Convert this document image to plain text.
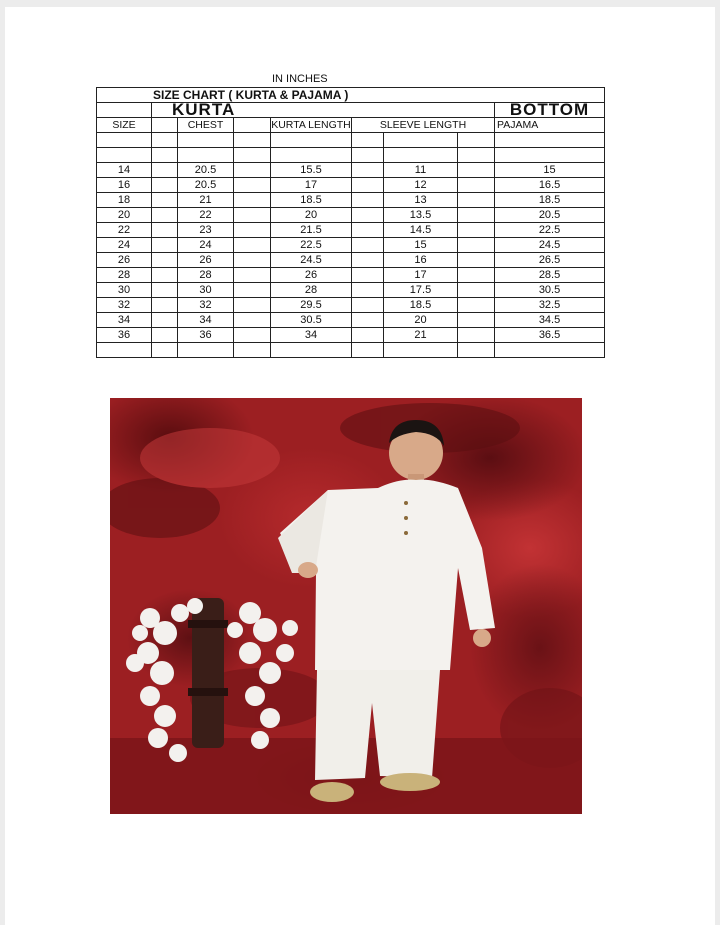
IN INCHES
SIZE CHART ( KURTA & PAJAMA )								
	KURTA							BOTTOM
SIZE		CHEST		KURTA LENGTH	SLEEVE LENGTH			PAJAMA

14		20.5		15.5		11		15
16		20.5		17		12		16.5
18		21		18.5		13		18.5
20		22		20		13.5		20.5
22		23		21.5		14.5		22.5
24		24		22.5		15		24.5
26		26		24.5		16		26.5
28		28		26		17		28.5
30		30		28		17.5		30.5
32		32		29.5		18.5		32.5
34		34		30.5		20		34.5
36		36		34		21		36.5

· · · · · · ·

== Requirement ==
Pull out every line above that holds the word "PAJAMA".

== Correct result ==
SIZE CHART ( KURTA & PAJAMA )								
SIZE		CHEST		KURTA LENGTH	SLEEVE LENGTH			PAJAMA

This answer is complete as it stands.